----- Passage given -----

I can only speak for the Bosch system, but the Bosch charger and battery are NOT "dumb" loads. There is circuitry in both the battery and the charger that negotiate the charging amperage depending on age/number of charges the battery has, the state of charge, the temperature, and the phase of the moon. The battery itself knows exactly how many charges it has in it, and keeps a log of how discharged it has been before charging, temperatures, loads, etc. When it is inserted into the the bike, it syncs with the controller and the data is saved. If you go to a Bosch dealer, they can download the battery history.

I don't know if a Bosch charger/battery will survive bad power, but since the battery is $900 and the charger is another $150, I wouldn't risk it. You aren't plugging in a "dumb" battery charger/battery, you are plugging in a computer system.

-----

Tasks to carry out:
(1) Please return the portion of the post about Bosch chargers from "I don't know" to "a computer system.", copied word for word.
(2) Render this sentence from the post about Bosch chargers in Spanish: "If you go to a Bosch dealer, they can download the battery history."

----- Recorded data -----

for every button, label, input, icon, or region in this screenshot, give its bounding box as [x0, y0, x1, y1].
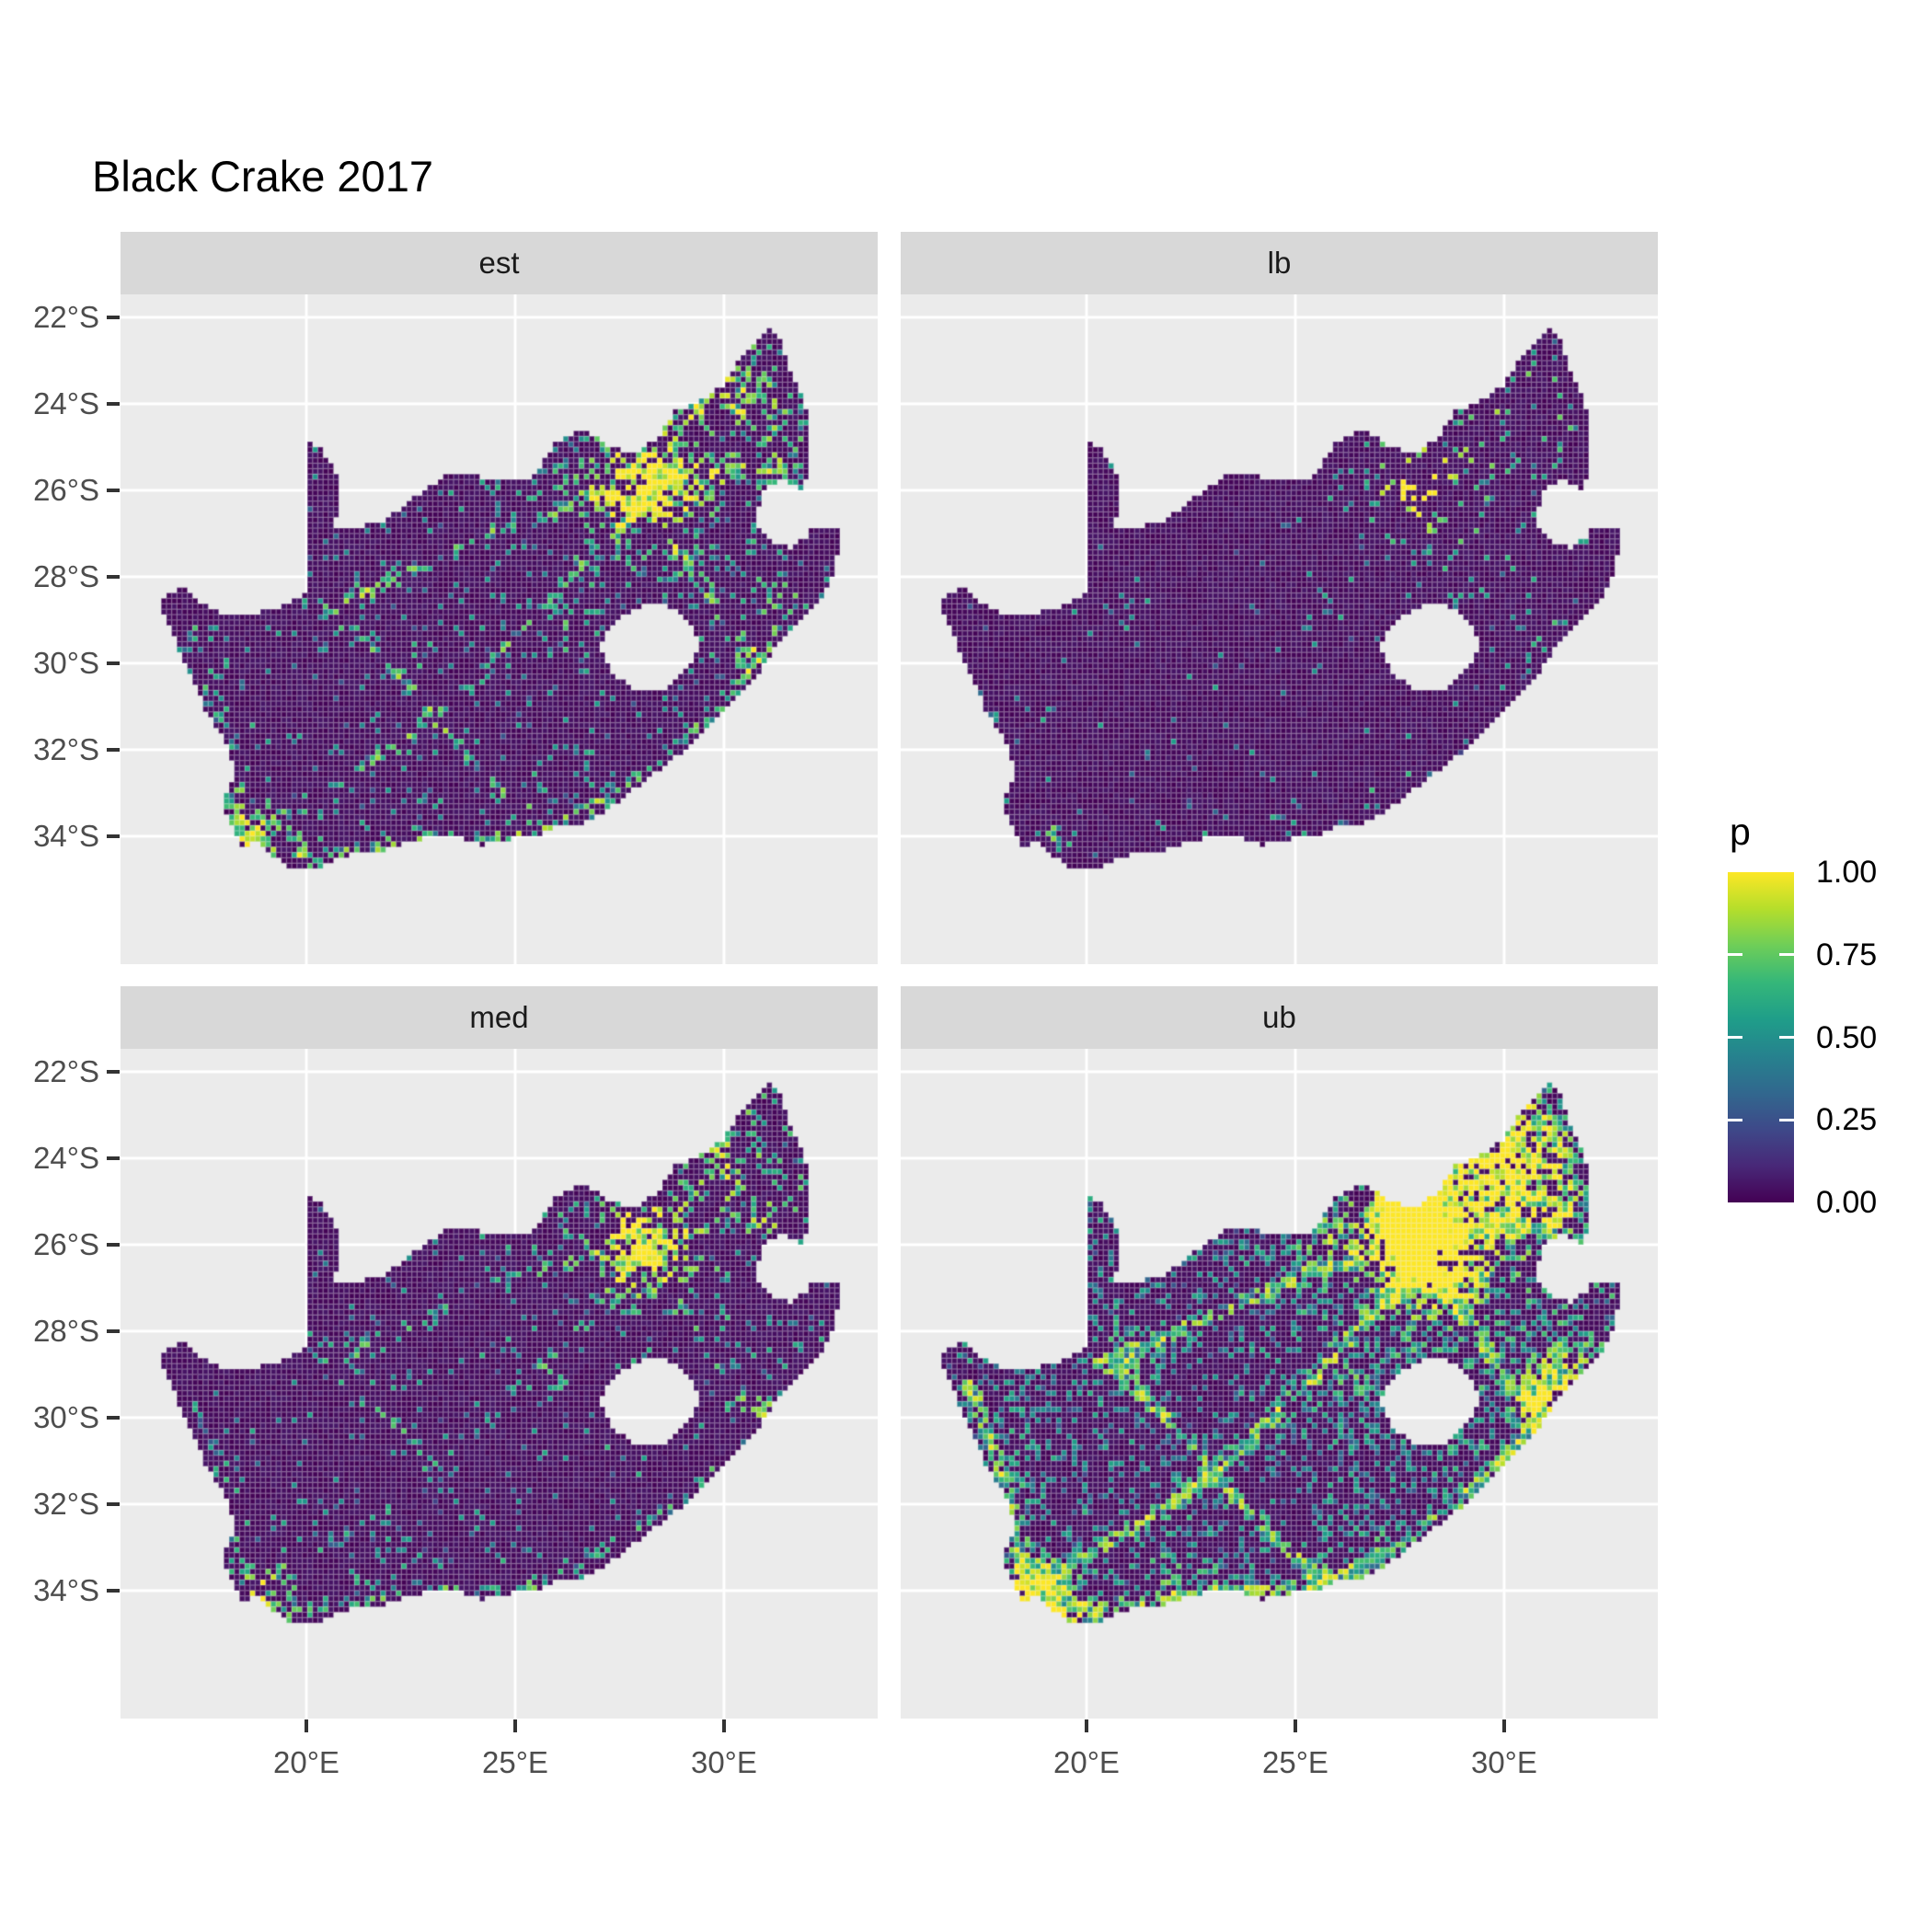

-----

Solutions by task:
(1)
I don't know if a Bosch charger/battery will survive bad power, but since the battery is $900 and the charger is another $150, I wouldn't risk it. You aren't plugging in a "dumb" battery charger/battery, you are plugging in a computer system.

(2) Si vas a un distribuidor de Bosch, pueden descargar el historial de la batería.